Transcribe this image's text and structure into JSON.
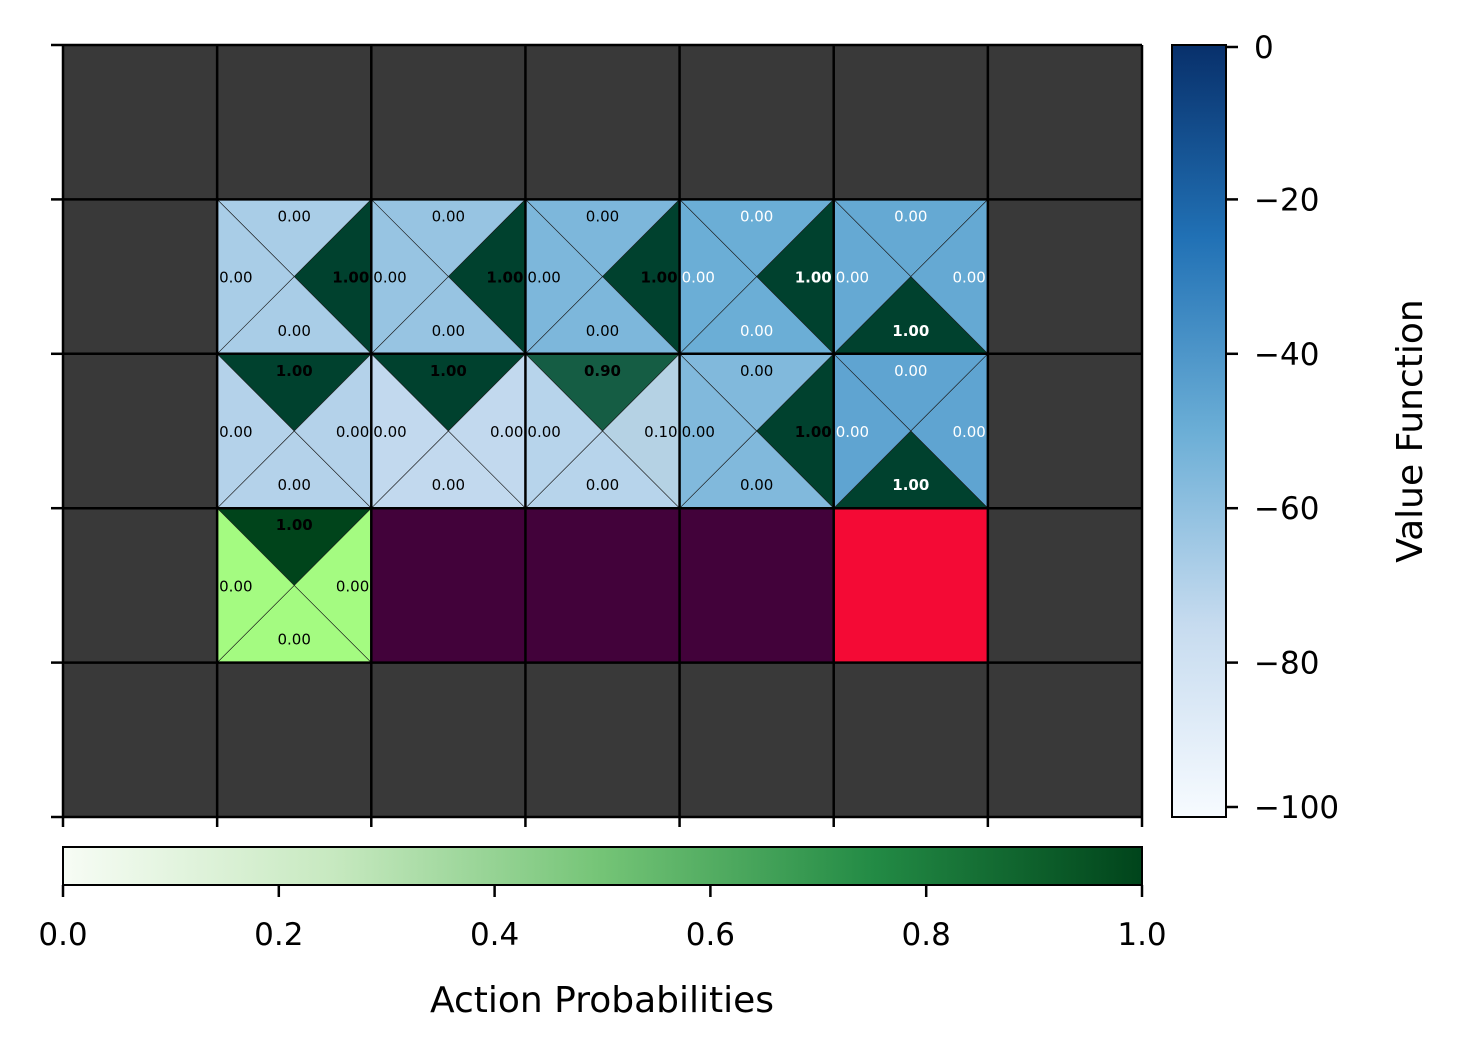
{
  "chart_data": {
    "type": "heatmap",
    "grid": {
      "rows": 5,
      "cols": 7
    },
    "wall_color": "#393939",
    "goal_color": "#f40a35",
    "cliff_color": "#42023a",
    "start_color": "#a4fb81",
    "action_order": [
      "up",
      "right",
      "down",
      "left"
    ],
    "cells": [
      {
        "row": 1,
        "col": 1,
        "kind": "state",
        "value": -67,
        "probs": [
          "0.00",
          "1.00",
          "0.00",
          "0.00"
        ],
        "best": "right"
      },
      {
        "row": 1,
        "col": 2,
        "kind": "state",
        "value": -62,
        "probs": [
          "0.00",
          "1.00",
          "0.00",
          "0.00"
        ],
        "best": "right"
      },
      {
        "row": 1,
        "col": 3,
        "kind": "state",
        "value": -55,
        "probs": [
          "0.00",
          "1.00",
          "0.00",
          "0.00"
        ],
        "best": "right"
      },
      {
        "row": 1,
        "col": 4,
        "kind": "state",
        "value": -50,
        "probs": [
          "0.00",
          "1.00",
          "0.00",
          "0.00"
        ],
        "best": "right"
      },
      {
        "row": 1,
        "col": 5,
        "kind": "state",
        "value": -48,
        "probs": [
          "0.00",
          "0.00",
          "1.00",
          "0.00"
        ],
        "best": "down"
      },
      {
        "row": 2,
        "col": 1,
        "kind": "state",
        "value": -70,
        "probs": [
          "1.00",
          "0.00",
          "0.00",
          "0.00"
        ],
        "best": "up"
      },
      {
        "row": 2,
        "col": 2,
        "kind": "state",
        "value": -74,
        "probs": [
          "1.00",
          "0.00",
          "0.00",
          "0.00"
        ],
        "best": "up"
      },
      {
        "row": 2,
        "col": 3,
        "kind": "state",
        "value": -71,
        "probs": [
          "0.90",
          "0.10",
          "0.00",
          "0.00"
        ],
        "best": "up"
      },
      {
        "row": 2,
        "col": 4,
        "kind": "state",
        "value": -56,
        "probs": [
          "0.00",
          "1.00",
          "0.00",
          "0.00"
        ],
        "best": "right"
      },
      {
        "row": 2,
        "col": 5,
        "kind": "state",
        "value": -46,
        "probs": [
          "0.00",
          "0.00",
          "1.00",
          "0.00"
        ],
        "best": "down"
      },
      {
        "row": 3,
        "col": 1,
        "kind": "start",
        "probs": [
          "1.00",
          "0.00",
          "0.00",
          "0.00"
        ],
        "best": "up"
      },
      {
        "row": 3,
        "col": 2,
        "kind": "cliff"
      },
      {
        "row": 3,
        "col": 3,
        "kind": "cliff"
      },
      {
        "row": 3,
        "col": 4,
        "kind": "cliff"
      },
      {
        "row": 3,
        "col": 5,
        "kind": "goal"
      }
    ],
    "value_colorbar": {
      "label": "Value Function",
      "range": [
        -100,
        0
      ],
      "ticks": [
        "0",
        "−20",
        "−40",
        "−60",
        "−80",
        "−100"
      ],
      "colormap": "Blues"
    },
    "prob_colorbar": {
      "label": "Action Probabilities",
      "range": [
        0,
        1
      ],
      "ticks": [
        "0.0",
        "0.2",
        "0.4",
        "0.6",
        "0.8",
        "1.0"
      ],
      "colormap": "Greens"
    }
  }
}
──────────
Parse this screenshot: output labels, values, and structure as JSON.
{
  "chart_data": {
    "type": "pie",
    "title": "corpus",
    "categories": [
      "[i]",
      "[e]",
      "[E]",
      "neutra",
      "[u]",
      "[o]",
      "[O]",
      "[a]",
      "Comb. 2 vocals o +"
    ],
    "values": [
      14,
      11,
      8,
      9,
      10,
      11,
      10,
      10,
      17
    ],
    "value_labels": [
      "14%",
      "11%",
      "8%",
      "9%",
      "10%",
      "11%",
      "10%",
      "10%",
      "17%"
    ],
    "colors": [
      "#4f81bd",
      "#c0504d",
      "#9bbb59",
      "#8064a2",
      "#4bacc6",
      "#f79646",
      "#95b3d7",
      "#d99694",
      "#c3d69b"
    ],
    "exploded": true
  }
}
──────────
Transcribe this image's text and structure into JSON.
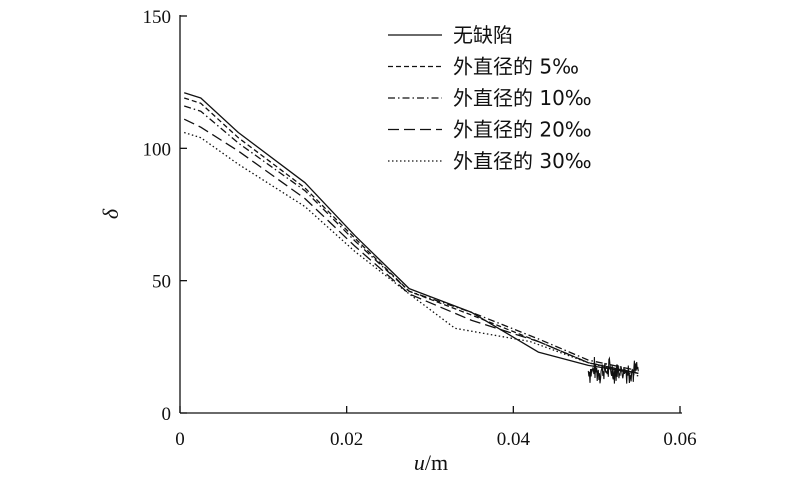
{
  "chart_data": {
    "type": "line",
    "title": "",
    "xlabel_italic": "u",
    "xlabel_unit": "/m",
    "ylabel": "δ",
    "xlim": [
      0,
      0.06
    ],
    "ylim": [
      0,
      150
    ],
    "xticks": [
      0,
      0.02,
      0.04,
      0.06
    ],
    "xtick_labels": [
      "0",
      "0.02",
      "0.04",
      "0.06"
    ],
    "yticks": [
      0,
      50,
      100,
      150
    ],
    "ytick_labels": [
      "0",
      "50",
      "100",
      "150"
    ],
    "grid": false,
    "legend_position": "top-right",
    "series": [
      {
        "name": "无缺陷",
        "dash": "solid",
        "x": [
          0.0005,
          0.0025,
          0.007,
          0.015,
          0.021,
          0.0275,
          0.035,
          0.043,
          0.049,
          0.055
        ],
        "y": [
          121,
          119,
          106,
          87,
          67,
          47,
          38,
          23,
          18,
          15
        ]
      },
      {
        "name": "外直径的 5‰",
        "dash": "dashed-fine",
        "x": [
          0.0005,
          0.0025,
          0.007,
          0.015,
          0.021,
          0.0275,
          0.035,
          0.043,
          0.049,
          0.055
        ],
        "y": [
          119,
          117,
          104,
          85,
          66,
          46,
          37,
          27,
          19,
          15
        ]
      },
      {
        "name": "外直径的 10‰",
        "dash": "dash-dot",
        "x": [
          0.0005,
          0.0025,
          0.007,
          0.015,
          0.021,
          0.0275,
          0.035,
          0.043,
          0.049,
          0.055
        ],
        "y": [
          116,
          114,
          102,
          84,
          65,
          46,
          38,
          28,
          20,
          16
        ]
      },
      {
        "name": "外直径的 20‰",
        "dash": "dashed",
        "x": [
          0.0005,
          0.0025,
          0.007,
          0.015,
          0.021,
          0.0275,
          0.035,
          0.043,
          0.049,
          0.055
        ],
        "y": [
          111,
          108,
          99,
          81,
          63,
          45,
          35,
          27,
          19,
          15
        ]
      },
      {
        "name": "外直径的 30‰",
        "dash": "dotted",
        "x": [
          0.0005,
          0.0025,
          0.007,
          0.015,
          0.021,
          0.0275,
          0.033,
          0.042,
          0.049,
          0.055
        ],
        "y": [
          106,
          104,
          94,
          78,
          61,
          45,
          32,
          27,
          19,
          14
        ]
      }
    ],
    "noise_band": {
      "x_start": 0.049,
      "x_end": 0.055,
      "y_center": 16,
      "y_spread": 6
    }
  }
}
──────────
Exercise description >>
Lines holding the word "dash" in the entries above are the ones to pull out. Copy them all.

Answer to this task >>
        "dash": "solid",
        "dash": "dashed-fine",
        "dash": "dash-dot",
        "dash": "dashed",
        "dash": "dotted",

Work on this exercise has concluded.